Dataset listings of figures:
......

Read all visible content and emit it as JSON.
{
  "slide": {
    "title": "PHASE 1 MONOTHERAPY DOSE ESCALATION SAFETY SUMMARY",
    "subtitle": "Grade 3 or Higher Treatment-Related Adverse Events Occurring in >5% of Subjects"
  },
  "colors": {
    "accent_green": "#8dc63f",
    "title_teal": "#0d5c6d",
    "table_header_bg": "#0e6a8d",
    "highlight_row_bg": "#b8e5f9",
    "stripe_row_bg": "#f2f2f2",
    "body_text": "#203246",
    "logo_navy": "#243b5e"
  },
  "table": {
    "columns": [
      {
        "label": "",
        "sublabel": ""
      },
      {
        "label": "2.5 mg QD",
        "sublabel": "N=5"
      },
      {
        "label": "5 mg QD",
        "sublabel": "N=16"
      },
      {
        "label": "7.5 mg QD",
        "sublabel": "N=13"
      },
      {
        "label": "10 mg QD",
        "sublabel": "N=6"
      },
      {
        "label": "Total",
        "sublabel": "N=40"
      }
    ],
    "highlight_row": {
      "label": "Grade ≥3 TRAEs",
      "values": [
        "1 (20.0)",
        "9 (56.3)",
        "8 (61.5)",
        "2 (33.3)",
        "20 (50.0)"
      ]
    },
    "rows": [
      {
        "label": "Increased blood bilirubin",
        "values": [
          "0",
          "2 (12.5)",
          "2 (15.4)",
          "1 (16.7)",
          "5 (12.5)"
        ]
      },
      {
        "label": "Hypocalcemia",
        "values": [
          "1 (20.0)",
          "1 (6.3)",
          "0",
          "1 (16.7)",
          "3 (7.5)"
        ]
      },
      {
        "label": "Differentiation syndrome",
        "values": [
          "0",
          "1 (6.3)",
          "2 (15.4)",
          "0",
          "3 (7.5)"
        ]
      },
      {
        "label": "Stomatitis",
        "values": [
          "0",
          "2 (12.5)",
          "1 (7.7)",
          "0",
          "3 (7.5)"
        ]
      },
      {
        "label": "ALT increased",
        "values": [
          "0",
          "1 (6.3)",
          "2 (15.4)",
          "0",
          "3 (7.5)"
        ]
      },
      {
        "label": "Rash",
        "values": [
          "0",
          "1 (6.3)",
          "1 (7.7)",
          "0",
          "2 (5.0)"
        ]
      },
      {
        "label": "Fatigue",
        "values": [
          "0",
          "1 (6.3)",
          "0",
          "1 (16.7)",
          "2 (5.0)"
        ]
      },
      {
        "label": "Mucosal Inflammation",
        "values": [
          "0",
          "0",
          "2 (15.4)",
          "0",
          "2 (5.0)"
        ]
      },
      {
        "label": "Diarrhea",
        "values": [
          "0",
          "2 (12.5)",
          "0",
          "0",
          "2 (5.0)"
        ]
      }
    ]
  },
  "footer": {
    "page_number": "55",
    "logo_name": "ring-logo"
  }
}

......

Stated task: Every line above should be printed again exactly as it stands.

Right answer:
Read all visible content and emit it as JSON.
{
  "slide": {
    "title": "PHASE 1 MONOTHERAPY DOSE ESCALATION SAFETY SUMMARY",
    "subtitle": "Grade 3 or Higher Treatment-Related Adverse Events Occurring in >5% of Subjects"
  },
  "colors": {
    "accent_green": "#8dc63f",
    "title_teal": "#0d5c6d",
    "table_header_bg": "#0e6a8d",
    "highlight_row_bg": "#b8e5f9",
    "stripe_row_bg": "#f2f2f2",
    "body_text": "#203246",
    "logo_navy": "#243b5e"
  },
  "table": {
    "columns": [
      {
        "label": "",
        "sublabel": ""
      },
      {
        "label": "2.5 mg QD",
        "sublabel": "N=5"
      },
      {
        "label": "5 mg QD",
        "sublabel": "N=16"
      },
      {
        "label": "7.5 mg QD",
        "sublabel": "N=13"
      },
      {
        "label": "10 mg QD",
        "sublabel": "N=6"
      },
      {
        "label": "Total",
        "sublabel": "N=40"
      }
    ],
    "highlight_row": {
      "label": "Grade ≥3 TRAEs",
      "values": [
        "1 (20.0)",
        "9 (56.3)",
        "8 (61.5)",
        "2 (33.3)",
        "20 (50.0)"
      ]
    },
    "rows": [
      {
        "label": "Increased blood bilirubin",
        "values": [
          "0",
          "2 (12.5)",
          "2 (15.4)",
          "1 (16.7)",
          "5 (12.5)"
        ]
      },
      {
        "label": "Hypocalcemia",
        "values": [
          "1 (20.0)",
          "1 (6.3)",
          "0",
          "1 (16.7)",
          "3 (7.5)"
        ]
      },
      {
        "label": "Differentiation syndrome",
        "values": [
          "0",
          "1 (6.3)",
          "2 (15.4)",
          "0",
          "3 (7.5)"
        ]
      },
      {
        "label": "Stomatitis",
        "values": [
          "0",
          "2 (12.5)",
          "1 (7.7)",
          "0",
          "3 (7.5)"
        ]
      },
      {
        "label": "ALT increased",
        "values": [
          "0",
          "1 (6.3)",
          "2 (15.4)",
          "0",
          "3 (7.5)"
        ]
      },
      {
        "label": "Rash",
        "values": [
          "0",
          "1 (6.3)",
          "1 (7.7)",
          "0",
          "2 (5.0)"
        ]
      },
      {
        "label": "Fatigue",
        "values": [
          "0",
          "1 (6.3)",
          "0",
          "1 (16.7)",
          "2 (5.0)"
        ]
      },
      {
        "label": "Mucosal Inflammation",
        "values": [
          "0",
          "0",
          "2 (15.4)",
          "0",
          "2 (5.0)"
        ]
      },
      {
        "label": "Diarrhea",
        "values": [
          "0",
          "2 (12.5)",
          "0",
          "0",
          "2 (5.0)"
        ]
      }
    ]
  },
  "footer": {
    "page_number": "55",
    "logo_name": "ring-logo"
  }
}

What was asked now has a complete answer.